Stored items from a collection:
----

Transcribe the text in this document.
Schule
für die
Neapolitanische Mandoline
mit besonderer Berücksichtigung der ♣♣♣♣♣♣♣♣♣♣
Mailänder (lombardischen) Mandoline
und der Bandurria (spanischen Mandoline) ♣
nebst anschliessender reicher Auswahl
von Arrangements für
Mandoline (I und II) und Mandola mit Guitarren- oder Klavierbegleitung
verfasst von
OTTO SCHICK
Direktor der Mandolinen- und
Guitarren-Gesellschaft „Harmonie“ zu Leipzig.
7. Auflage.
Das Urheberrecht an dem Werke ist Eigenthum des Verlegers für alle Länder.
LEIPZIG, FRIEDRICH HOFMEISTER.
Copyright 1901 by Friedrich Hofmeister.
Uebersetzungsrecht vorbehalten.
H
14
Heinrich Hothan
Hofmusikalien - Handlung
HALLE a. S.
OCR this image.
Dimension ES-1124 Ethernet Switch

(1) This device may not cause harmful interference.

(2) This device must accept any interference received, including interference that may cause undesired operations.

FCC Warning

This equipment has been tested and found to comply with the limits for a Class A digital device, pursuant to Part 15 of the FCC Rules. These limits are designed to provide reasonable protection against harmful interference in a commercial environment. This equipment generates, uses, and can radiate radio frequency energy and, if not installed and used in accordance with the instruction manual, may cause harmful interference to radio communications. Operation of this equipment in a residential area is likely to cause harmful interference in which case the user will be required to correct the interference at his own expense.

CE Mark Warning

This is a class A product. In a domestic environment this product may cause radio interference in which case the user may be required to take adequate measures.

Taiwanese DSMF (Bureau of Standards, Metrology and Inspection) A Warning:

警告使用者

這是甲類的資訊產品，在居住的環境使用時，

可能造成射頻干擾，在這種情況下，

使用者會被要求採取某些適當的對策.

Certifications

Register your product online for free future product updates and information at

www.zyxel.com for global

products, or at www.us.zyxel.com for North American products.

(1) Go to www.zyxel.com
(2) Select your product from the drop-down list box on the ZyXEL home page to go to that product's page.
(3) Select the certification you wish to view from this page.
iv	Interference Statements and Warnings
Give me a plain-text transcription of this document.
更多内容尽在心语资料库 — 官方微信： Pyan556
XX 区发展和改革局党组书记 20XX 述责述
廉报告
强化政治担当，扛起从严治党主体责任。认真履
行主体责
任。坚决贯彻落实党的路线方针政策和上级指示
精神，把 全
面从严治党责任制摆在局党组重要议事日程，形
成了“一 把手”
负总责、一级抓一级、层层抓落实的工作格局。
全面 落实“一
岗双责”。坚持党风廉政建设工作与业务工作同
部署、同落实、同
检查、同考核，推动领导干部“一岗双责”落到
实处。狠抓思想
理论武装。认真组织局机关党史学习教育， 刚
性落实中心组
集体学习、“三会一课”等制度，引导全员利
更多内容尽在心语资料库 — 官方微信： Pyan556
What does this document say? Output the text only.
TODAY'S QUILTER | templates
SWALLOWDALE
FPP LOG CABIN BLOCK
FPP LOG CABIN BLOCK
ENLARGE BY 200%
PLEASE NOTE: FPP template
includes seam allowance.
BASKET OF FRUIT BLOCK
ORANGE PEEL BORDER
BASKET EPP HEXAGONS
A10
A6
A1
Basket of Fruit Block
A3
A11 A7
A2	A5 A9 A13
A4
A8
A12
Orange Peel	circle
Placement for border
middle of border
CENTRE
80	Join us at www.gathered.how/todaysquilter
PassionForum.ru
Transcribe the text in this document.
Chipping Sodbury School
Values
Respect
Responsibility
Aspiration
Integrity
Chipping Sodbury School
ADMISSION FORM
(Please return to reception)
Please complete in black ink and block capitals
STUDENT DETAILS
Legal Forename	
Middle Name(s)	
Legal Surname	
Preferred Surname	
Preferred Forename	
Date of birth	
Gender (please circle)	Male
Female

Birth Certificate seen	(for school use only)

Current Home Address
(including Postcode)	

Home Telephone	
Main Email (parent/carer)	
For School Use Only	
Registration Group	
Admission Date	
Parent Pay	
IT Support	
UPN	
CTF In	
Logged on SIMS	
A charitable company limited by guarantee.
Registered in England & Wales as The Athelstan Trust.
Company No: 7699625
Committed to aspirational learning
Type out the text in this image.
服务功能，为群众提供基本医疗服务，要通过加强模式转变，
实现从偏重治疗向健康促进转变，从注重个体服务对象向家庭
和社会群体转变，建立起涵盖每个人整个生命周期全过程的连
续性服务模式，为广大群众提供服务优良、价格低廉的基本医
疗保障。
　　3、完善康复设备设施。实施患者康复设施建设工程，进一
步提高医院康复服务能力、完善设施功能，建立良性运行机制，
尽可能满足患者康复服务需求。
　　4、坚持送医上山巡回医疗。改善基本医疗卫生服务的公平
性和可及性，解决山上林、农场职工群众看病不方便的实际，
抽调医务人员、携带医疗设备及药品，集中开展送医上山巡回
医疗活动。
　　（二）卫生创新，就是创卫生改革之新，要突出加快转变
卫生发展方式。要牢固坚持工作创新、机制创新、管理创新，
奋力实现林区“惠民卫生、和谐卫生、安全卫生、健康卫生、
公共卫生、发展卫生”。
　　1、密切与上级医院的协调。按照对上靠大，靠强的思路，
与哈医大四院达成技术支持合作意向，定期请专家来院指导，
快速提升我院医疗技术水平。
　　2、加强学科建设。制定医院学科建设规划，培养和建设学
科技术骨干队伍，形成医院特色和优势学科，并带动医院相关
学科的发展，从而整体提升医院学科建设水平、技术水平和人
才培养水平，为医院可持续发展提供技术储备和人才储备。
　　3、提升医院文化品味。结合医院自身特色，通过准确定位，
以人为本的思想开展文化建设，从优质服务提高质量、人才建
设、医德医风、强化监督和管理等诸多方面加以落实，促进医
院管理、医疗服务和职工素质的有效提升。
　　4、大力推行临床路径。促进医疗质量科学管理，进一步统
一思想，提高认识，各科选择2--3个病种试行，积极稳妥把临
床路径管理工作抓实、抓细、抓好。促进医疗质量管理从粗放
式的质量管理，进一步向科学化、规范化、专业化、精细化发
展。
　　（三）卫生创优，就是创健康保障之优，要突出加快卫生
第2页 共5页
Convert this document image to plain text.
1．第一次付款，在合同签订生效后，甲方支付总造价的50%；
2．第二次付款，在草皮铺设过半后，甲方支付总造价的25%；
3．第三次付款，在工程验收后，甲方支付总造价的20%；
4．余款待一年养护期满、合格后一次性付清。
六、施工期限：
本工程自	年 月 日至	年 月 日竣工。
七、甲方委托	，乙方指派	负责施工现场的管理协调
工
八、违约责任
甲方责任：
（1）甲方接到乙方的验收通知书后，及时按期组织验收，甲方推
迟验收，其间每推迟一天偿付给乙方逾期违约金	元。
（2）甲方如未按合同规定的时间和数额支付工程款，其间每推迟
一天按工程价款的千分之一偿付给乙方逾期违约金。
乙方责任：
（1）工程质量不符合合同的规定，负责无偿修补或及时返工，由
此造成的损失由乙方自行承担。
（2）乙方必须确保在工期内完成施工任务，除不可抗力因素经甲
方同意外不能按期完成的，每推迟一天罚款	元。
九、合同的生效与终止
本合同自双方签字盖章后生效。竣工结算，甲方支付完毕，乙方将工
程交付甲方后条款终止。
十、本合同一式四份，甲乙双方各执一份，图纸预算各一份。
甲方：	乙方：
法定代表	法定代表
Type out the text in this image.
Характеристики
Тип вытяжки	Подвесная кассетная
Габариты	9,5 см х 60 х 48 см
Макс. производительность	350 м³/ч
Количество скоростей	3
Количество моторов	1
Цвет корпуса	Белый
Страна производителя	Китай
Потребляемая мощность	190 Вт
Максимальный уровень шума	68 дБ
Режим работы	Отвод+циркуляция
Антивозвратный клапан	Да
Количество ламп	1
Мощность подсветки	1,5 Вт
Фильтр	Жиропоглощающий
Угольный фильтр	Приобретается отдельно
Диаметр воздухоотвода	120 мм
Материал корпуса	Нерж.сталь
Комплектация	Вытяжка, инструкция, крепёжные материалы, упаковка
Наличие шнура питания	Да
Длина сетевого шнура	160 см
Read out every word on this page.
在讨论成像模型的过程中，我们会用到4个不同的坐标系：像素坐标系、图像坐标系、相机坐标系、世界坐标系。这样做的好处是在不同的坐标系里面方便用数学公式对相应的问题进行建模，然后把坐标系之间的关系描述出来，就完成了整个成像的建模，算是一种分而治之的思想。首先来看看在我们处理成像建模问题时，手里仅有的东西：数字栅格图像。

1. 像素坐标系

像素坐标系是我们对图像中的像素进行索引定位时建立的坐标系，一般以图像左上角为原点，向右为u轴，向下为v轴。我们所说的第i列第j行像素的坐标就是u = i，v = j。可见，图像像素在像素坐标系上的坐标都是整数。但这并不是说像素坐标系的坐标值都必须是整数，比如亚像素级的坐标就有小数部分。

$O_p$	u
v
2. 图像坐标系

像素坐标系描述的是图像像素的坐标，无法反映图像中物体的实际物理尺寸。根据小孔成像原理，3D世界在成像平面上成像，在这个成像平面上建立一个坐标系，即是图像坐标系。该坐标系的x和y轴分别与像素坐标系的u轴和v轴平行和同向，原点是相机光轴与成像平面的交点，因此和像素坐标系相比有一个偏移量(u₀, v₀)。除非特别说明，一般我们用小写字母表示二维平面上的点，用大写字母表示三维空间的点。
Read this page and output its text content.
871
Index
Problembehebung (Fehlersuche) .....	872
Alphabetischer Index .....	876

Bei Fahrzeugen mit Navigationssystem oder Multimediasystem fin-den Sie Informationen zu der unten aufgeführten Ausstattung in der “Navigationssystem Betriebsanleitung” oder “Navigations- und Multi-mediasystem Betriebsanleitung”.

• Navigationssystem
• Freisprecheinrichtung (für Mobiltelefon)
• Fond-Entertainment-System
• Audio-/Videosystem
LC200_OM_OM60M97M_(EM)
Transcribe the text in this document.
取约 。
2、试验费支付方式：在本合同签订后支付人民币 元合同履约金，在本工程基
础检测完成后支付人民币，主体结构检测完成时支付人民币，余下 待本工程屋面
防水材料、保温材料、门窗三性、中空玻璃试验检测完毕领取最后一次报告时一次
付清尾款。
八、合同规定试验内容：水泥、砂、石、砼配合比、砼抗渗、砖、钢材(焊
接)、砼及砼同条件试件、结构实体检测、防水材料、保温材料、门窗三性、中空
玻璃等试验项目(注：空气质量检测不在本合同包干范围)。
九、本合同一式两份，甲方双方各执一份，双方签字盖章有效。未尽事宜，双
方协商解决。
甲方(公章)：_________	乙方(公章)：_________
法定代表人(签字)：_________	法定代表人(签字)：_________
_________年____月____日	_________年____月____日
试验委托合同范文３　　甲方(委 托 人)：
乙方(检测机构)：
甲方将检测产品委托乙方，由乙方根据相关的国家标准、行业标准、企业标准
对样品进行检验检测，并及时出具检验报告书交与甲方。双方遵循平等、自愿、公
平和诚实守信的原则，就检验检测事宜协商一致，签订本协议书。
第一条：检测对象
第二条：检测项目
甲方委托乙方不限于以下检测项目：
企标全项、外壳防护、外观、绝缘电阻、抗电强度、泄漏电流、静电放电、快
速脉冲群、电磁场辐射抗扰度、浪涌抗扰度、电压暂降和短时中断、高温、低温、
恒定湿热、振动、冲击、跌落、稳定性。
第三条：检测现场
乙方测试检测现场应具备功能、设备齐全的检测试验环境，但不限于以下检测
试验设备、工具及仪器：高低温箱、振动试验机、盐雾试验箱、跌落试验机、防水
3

----

■ **Objective**: Identify each line of the material where the word "保温材料" shows up, and copy it.

■ **Solution**:
防水材料、保温材料、门窗三性、中空玻璃试验检测完毕领取最后一次报告时一次
接)、砼及砼同条件试件、结构实体检测、防水材料、保温材料、门窗三性、中空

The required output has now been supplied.